Directions:
Give back all the data exactly, line by line.

Records:
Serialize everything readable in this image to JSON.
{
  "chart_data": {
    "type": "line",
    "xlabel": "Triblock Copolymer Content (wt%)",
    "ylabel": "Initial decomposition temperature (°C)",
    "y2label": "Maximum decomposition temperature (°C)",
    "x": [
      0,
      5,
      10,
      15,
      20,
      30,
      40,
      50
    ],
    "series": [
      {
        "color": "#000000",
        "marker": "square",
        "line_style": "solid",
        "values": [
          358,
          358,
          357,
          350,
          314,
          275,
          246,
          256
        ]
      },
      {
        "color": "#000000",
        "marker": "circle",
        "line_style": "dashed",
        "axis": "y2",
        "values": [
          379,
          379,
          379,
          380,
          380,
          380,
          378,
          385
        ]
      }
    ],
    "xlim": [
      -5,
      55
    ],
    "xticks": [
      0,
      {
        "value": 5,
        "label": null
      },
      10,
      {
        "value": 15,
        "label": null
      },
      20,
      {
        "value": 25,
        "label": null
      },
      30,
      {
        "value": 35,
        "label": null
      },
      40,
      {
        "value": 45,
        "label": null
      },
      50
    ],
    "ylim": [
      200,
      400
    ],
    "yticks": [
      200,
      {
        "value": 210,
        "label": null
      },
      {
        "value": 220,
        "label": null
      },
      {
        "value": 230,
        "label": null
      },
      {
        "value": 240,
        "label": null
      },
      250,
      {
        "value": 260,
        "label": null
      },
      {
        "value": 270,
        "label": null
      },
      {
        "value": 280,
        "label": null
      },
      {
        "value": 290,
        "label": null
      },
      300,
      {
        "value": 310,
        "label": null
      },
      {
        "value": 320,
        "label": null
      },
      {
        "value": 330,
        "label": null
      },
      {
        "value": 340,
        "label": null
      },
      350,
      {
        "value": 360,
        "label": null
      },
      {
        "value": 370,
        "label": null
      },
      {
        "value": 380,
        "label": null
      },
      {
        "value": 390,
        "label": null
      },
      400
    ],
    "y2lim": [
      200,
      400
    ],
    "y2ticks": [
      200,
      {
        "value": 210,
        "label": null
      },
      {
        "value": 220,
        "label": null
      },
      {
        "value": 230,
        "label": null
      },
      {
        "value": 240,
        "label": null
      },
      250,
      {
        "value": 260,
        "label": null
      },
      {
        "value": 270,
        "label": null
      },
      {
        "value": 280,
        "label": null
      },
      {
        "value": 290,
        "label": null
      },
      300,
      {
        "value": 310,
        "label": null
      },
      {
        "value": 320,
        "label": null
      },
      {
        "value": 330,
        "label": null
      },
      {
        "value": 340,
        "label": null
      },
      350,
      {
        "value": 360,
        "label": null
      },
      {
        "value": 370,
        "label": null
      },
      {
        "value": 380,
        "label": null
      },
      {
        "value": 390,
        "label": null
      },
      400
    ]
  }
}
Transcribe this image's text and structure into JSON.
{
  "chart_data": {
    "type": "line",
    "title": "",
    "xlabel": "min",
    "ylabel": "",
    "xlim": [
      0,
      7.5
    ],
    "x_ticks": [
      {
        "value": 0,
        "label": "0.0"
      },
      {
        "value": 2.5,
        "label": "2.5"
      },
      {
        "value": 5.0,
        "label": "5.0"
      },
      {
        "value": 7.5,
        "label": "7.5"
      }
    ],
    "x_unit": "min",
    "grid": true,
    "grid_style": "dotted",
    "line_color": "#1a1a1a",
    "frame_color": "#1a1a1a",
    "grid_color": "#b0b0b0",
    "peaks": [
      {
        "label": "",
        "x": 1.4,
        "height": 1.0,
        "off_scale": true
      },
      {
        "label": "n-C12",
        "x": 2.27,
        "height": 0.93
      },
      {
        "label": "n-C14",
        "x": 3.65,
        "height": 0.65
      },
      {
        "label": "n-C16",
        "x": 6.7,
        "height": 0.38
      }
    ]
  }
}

Solution below:
Serialize everything readable in this image to JSON.
{
  "chart_data": {
    "type": "line",
    "xlabel": "Triblock Copolymer Content (wt%)",
    "ylabel": "Initial decomposition temperature (°C)",
    "y2label": "Maximum decomposition temperature (°C)",
    "x": [
      0,
      5,
      10,
      15,
      20,
      30,
      40,
      50
    ],
    "series": [
      {
        "color": "#000000",
        "marker": "square",
        "line_style": "solid",
        "values": [
          358,
          358,
          357,
          350,
          314,
          275,
          246,
          256
        ]
      },
      {
        "color": "#000000",
        "marker": "circle",
        "line_style": "dashed",
        "axis": "y2",
        "values": [
          379,
          379,
          379,
          380,
          380,
          380,
          378,
          385
        ]
      }
    ],
    "xlim": [
      -5,
      55
    ],
    "xticks": [
      0,
      {
        "value": 5,
        "label": null
      },
      10,
      {
        "value": 15,
        "label": null
      },
      20,
      {
        "value": 25,
        "label": null
      },
      30,
      {
        "value": 35,
        "label": null
      },
      40,
      {
        "value": 45,
        "label": null
      },
      50
    ],
    "ylim": [
      200,
      400
    ],
    "yticks": [
      200,
      {
        "value": 210,
        "label": null
      },
      {
        "value": 220,
        "label": null
      },
      {
        "value": 230,
        "label": null
      },
      {
        "value": 240,
        "label": null
      },
      250,
      {
        "value": 260,
        "label": null
      },
      {
        "value": 270,
        "label": null
      },
      {
        "value": 280,
        "label": null
      },
      {
        "value": 290,
        "label": null
      },
      300,
      {
        "value": 310,
        "label": null
      },
      {
        "value": 320,
        "label": null
      },
      {
        "value": 330,
        "label": null
      },
      {
        "value": 340,
        "label": null
      },
      350,
      {
        "value": 360,
        "label": null
      },
      {
        "value": 370,
        "label": null
      },
      {
        "value": 380,
        "label": null
      },
      {
        "value": 390,
        "label": null
      },
      400
    ],
    "y2lim": [
      200,
      400
    ],
    "y2ticks": [
      200,
      {
        "value": 210,
        "label": null
      },
      {
        "value": 220,
        "label": null
      },
      {
        "value": 230,
        "label": null
      },
      {
        "value": 240,
        "label": null
      },
      250,
      {
        "value": 260,
        "label": null
      },
      {
        "value": 270,
        "label": null
      },
      {
        "value": 280,
        "label": null
      },
      {
        "value": 290,
        "label": null
      },
      300,
      {
        "value": 310,
        "label": null
      },
      {
        "value": 320,
        "label": null
      },
      {
        "value": 330,
        "label": null
      },
      {
        "value": 340,
        "label": null
      },
      350,
      {
        "value": 360,
        "label": null
      },
      {
        "value": 370,
        "label": null
      },
      {
        "value": 380,
        "label": null
      },
      {
        "value": 390,
        "label": null
      },
      400
    ]
  }
}
Transcribe this image's text and structure into JSON.
{
  "chart_data": {
    "type": "line",
    "title": "",
    "xlabel": "min",
    "ylabel": "",
    "xlim": [
      0,
      7.5
    ],
    "x_ticks": [
      {
        "value": 0,
        "label": "0.0"
      },
      {
        "value": 2.5,
        "label": "2.5"
      },
      {
        "value": 5.0,
        "label": "5.0"
      },
      {
        "value": 7.5,
        "label": "7.5"
      }
    ],
    "x_unit": "min",
    "grid": true,
    "grid_style": "dotted",
    "line_color": "#1a1a1a",
    "frame_color": "#1a1a1a",
    "grid_color": "#b0b0b0",
    "peaks": [
      {
        "label": "",
        "x": 1.4,
        "height": 1.0,
        "off_scale": true
      },
      {
        "label": "n-C12",
        "x": 2.27,
        "height": 0.93
      },
      {
        "label": "n-C14",
        "x": 3.65,
        "height": 0.65
      },
      {
        "label": "n-C16",
        "x": 6.7,
        "height": 0.38
      }
    ]
  }
}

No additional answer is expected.